MATERIAL SUPPLIED:
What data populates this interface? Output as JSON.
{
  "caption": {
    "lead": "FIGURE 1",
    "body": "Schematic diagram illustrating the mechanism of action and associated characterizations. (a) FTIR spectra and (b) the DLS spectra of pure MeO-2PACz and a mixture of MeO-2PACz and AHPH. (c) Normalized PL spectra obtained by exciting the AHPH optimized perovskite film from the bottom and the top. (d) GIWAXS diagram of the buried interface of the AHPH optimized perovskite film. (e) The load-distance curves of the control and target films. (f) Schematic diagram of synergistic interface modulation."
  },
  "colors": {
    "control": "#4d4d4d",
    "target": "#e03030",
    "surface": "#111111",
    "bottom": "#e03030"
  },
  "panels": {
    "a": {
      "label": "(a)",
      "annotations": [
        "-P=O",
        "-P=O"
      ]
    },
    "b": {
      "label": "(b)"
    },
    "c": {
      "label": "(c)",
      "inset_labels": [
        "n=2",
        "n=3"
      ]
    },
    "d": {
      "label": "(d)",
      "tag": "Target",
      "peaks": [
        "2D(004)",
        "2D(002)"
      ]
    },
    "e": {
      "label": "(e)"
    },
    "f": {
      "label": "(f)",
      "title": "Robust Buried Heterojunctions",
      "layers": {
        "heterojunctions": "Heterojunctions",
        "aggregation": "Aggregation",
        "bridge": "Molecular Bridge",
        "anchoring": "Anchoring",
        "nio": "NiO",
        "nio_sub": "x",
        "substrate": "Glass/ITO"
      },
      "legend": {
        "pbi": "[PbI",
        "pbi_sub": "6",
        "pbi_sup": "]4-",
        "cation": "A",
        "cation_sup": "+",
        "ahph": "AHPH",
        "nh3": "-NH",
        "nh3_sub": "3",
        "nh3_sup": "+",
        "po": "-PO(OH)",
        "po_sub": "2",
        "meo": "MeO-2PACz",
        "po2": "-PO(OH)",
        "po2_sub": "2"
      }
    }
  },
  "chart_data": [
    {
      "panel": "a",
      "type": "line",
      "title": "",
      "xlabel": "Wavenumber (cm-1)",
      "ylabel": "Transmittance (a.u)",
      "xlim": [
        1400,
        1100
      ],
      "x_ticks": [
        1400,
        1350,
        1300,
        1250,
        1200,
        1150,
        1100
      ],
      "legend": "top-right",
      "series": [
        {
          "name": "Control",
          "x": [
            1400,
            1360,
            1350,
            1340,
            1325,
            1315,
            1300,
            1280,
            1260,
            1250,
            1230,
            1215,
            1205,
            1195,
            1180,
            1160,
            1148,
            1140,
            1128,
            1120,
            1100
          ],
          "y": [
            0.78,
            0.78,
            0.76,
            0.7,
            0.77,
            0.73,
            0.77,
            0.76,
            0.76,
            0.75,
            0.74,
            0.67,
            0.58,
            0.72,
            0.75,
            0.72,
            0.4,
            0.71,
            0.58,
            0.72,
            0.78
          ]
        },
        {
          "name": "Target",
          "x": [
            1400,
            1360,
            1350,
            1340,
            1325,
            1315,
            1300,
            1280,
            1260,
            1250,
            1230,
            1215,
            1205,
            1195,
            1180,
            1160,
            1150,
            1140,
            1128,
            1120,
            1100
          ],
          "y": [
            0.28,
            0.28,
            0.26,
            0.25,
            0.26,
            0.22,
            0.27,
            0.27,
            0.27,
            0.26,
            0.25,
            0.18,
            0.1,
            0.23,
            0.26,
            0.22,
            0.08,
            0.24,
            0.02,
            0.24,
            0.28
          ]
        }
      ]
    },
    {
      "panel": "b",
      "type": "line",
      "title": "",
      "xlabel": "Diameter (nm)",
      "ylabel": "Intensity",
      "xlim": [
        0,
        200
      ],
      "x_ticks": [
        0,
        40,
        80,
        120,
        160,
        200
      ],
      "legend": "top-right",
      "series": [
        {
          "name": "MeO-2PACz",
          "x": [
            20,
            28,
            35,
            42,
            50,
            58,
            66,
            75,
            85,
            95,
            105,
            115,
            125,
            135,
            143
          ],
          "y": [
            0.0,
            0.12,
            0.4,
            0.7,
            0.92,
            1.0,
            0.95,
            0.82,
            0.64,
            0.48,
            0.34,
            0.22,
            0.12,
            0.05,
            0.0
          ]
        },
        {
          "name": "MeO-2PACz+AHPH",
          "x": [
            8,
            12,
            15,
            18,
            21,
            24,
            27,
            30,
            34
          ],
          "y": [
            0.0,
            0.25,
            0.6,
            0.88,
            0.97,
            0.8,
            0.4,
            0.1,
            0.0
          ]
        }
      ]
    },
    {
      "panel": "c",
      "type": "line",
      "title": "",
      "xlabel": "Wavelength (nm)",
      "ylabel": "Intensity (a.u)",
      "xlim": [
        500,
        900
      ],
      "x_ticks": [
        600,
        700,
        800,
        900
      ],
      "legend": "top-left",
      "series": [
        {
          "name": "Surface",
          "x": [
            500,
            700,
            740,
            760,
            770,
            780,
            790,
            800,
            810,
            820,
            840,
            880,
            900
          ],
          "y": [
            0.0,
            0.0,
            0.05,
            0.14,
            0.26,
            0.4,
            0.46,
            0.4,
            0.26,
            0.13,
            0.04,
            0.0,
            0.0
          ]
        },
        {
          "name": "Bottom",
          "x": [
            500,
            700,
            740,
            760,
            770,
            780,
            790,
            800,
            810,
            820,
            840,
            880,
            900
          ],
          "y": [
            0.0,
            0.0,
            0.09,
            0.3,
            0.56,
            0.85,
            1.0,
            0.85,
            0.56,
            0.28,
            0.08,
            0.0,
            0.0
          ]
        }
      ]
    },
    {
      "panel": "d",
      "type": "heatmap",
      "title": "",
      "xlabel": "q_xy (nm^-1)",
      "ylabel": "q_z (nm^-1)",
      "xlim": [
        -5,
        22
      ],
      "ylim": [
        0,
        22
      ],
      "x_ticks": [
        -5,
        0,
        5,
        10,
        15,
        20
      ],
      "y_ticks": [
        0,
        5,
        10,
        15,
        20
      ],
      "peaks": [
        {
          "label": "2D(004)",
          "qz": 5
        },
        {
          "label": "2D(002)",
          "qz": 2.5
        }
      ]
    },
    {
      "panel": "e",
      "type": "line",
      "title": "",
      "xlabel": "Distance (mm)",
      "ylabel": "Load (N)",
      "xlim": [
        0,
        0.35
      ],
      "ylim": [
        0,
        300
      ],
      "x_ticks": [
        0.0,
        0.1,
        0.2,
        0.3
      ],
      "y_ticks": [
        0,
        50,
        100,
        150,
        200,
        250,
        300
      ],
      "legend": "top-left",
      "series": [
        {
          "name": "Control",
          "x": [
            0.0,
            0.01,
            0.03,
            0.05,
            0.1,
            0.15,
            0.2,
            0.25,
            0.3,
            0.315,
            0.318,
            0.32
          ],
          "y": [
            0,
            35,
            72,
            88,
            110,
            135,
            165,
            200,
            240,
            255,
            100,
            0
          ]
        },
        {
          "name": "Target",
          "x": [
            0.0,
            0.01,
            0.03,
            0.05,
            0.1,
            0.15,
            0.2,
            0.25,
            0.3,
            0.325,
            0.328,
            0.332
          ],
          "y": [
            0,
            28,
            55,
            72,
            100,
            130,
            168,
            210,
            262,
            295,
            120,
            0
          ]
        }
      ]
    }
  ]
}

WRITTEN EXERCISE: Write down every line of the data exactly as it appears above.

FINISHED TASK:
What data populates this interface? Output as JSON.
{
  "caption": {
    "lead": "FIGURE 1",
    "body": "Schematic diagram illustrating the mechanism of action and associated characterizations. (a) FTIR spectra and (b) the DLS spectra of pure MeO-2PACz and a mixture of MeO-2PACz and AHPH. (c) Normalized PL spectra obtained by exciting the AHPH optimized perovskite film from the bottom and the top. (d) GIWAXS diagram of the buried interface of the AHPH optimized perovskite film. (e) The load-distance curves of the control and target films. (f) Schematic diagram of synergistic interface modulation."
  },
  "colors": {
    "control": "#4d4d4d",
    "target": "#e03030",
    "surface": "#111111",
    "bottom": "#e03030"
  },
  "panels": {
    "a": {
      "label": "(a)",
      "annotations": [
        "-P=O",
        "-P=O"
      ]
    },
    "b": {
      "label": "(b)"
    },
    "c": {
      "label": "(c)",
      "inset_labels": [
        "n=2",
        "n=3"
      ]
    },
    "d": {
      "label": "(d)",
      "tag": "Target",
      "peaks": [
        "2D(004)",
        "2D(002)"
      ]
    },
    "e": {
      "label": "(e)"
    },
    "f": {
      "label": "(f)",
      "title": "Robust Buried Heterojunctions",
      "layers": {
        "heterojunctions": "Heterojunctions",
        "aggregation": "Aggregation",
        "bridge": "Molecular Bridge",
        "anchoring": "Anchoring",
        "nio": "NiO",
        "nio_sub": "x",
        "substrate": "Glass/ITO"
      },
      "legend": {
        "pbi": "[PbI",
        "pbi_sub": "6",
        "pbi_sup": "]4-",
        "cation": "A",
        "cation_sup": "+",
        "ahph": "AHPH",
        "nh3": "-NH",
        "nh3_sub": "3",
        "nh3_sup": "+",
        "po": "-PO(OH)",
        "po_sub": "2",
        "meo": "MeO-2PACz",
        "po2": "-PO(OH)",
        "po2_sub": "2"
      }
    }
  },
  "chart_data": [
    {
      "panel": "a",
      "type": "line",
      "title": "",
      "xlabel": "Wavenumber (cm-1)",
      "ylabel": "Transmittance (a.u)",
      "xlim": [
        1400,
        1100
      ],
      "x_ticks": [
        1400,
        1350,
        1300,
        1250,
        1200,
        1150,
        1100
      ],
      "legend": "top-right",
      "series": [
        {
          "name": "Control",
          "x": [
            1400,
            1360,
            1350,
            1340,
            1325,
            1315,
            1300,
            1280,
            1260,
            1250,
            1230,
            1215,
            1205,
            1195,
            1180,
            1160,
            1148,
            1140,
            1128,
            1120,
            1100
          ],
          "y": [
            0.78,
            0.78,
            0.76,
            0.7,
            0.77,
            0.73,
            0.77,
            0.76,
            0.76,
            0.75,
            0.74,
            0.67,
            0.58,
            0.72,
            0.75,
            0.72,
            0.4,
            0.71,
            0.58,
            0.72,
            0.78
          ]
        },
        {
          "name": "Target",
          "x": [
            1400,
            1360,
            1350,
            1340,
            1325,
            1315,
            1300,
            1280,
            1260,
            1250,
            1230,
            1215,
            1205,
            1195,
            1180,
            1160,
            1150,
            1140,
            1128,
            1120,
            1100
          ],
          "y": [
            0.28,
            0.28,
            0.26,
            0.25,
            0.26,
            0.22,
            0.27,
            0.27,
            0.27,
            0.26,
            0.25,
            0.18,
            0.1,
            0.23,
            0.26,
            0.22,
            0.08,
            0.24,
            0.02,
            0.24,
            0.28
          ]
        }
      ]
    },
    {
      "panel": "b",
      "type": "line",
      "title": "",
      "xlabel": "Diameter (nm)",
      "ylabel": "Intensity",
      "xlim": [
        0,
        200
      ],
      "x_ticks": [
        0,
        40,
        80,
        120,
        160,
        200
      ],
      "legend": "top-right",
      "series": [
        {
          "name": "MeO-2PACz",
          "x": [
            20,
            28,
            35,
            42,
            50,
            58,
            66,
            75,
            85,
            95,
            105,
            115,
            125,
            135,
            143
          ],
          "y": [
            0.0,
            0.12,
            0.4,
            0.7,
            0.92,
            1.0,
            0.95,
            0.82,
            0.64,
            0.48,
            0.34,
            0.22,
            0.12,
            0.05,
            0.0
          ]
        },
        {
          "name": "MeO-2PACz+AHPH",
          "x": [
            8,
            12,
            15,
            18,
            21,
            24,
            27,
            30,
            34
          ],
          "y": [
            0.0,
            0.25,
            0.6,
            0.88,
            0.97,
            0.8,
            0.4,
            0.1,
            0.0
          ]
        }
      ]
    },
    {
      "panel": "c",
      "type": "line",
      "title": "",
      "xlabel": "Wavelength (nm)",
      "ylabel": "Intensity (a.u)",
      "xlim": [
        500,
        900
      ],
      "x_ticks": [
        600,
        700,
        800,
        900
      ],
      "legend": "top-left",
      "series": [
        {
          "name": "Surface",
          "x": [
            500,
            700,
            740,
            760,
            770,
            780,
            790,
            800,
            810,
            820,
            840,
            880,
            900
          ],
          "y": [
            0.0,
            0.0,
            0.05,
            0.14,
            0.26,
            0.4,
            0.46,
            0.4,
            0.26,
            0.13,
            0.04,
            0.0,
            0.0
          ]
        },
        {
          "name": "Bottom",
          "x": [
            500,
            700,
            740,
            760,
            770,
            780,
            790,
            800,
            810,
            820,
            840,
            880,
            900
          ],
          "y": [
            0.0,
            0.0,
            0.09,
            0.3,
            0.56,
            0.85,
            1.0,
            0.85,
            0.56,
            0.28,
            0.08,
            0.0,
            0.0
          ]
        }
      ]
    },
    {
      "panel": "d",
      "type": "heatmap",
      "title": "",
      "xlabel": "q_xy (nm^-1)",
      "ylabel": "q_z (nm^-1)",
      "xlim": [
        -5,
        22
      ],
      "ylim": [
        0,
        22
      ],
      "x_ticks": [
        -5,
        0,
        5,
        10,
        15,
        20
      ],
      "y_ticks": [
        0,
        5,
        10,
        15,
        20
      ],
      "peaks": [
        {
          "label": "2D(004)",
          "qz": 5
        },
        {
          "label": "2D(002)",
          "qz": 2.5
        }
      ]
    },
    {
      "panel": "e",
      "type": "line",
      "title": "",
      "xlabel": "Distance (mm)",
      "ylabel": "Load (N)",
      "xlim": [
        0,
        0.35
      ],
      "ylim": [
        0,
        300
      ],
      "x_ticks": [
        0.0,
        0.1,
        0.2,
        0.3
      ],
      "y_ticks": [
        0,
        50,
        100,
        150,
        200,
        250,
        300
      ],
      "legend": "top-left",
      "series": [
        {
          "name": "Control",
          "x": [
            0.0,
            0.01,
            0.03,
            0.05,
            0.1,
            0.15,
            0.2,
            0.25,
            0.3,
            0.315,
            0.318,
            0.32
          ],
          "y": [
            0,
            35,
            72,
            88,
            110,
            135,
            165,
            200,
            240,
            255,
            100,
            0
          ]
        },
        {
          "name": "Target",
          "x": [
            0.0,
            0.01,
            0.03,
            0.05,
            0.1,
            0.15,
            0.2,
            0.25,
            0.3,
            0.325,
            0.328,
            0.332
          ],
          "y": [
            0,
            28,
            55,
            72,
            100,
            130,
            168,
            210,
            262,
            295,
            120,
            0
          ]
        }
      ]
    }
  ]
}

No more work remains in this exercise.